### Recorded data
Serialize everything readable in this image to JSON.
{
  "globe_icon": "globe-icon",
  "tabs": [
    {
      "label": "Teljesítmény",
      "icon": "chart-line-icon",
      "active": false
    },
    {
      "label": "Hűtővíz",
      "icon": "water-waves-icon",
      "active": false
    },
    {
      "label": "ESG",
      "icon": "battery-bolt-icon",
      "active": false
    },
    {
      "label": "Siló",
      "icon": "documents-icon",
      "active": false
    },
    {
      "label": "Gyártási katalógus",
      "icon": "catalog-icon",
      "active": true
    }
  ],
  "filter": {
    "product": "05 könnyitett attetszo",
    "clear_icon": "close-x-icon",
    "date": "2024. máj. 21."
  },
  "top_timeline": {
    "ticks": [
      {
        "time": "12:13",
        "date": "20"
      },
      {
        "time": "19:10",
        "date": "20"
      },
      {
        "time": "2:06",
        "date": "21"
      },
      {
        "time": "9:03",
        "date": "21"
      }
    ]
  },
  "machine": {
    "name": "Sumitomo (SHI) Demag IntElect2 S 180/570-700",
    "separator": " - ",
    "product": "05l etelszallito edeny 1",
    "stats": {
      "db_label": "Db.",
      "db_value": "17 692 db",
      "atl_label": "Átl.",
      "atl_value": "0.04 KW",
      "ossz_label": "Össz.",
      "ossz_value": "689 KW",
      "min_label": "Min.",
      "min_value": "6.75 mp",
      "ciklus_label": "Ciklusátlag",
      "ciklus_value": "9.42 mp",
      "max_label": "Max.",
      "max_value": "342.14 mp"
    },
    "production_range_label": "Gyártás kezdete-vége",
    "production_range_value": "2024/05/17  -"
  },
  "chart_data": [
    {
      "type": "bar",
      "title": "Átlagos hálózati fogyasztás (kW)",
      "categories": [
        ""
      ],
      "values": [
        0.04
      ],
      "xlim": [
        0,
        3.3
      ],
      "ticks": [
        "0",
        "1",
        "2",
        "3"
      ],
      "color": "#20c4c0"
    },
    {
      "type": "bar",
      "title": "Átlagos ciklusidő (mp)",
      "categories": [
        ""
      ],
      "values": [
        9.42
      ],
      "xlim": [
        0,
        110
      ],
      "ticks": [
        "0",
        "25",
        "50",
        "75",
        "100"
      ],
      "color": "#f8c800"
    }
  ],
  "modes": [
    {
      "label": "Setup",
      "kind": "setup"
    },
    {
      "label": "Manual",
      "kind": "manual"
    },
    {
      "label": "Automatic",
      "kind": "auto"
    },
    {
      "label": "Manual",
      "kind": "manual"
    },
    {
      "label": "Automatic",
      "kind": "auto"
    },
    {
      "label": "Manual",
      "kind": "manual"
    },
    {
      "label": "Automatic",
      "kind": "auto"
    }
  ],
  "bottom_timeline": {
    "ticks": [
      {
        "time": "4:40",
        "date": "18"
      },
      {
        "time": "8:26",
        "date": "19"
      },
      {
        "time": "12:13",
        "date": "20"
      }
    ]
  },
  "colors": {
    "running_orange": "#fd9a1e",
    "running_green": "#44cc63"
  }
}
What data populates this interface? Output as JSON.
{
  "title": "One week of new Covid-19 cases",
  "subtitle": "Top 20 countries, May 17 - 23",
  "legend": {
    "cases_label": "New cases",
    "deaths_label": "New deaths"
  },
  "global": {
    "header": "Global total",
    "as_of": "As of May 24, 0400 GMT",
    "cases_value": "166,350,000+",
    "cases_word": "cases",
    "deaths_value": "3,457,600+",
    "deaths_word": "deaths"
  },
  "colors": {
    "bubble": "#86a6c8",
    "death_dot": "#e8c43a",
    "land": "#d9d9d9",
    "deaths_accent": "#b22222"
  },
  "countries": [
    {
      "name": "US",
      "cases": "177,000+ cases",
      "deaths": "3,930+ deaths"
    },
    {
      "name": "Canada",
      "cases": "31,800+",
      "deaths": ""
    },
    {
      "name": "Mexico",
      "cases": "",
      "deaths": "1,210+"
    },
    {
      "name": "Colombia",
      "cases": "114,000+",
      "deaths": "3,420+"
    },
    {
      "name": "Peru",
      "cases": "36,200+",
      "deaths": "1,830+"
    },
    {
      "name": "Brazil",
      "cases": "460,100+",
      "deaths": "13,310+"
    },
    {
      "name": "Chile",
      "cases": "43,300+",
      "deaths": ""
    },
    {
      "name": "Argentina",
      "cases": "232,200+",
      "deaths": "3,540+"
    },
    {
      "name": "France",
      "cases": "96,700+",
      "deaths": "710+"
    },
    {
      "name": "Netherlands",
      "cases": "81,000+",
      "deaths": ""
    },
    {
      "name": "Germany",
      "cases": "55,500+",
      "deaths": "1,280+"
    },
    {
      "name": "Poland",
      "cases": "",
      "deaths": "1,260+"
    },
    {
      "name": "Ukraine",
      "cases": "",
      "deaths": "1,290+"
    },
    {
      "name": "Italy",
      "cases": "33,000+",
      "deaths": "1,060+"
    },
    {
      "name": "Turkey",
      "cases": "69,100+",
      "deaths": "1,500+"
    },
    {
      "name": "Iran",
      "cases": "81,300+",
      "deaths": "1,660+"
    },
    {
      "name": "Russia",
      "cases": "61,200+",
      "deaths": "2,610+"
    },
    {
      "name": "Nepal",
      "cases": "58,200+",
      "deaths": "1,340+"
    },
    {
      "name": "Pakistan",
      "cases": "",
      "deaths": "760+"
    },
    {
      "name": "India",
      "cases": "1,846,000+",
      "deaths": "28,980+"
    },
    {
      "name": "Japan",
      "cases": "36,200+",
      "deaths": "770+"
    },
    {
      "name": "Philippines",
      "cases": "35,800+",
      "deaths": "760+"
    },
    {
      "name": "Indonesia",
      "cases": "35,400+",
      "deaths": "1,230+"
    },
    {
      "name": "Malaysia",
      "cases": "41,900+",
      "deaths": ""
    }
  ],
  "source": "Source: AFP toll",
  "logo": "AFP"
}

### EXERCISE DIRECTIONS
Copy all lines from the listing that contain "countries".

### FULL RESPONSE
  "subtitle": "Top 20 countries, May 17 - 23",
  "countries": [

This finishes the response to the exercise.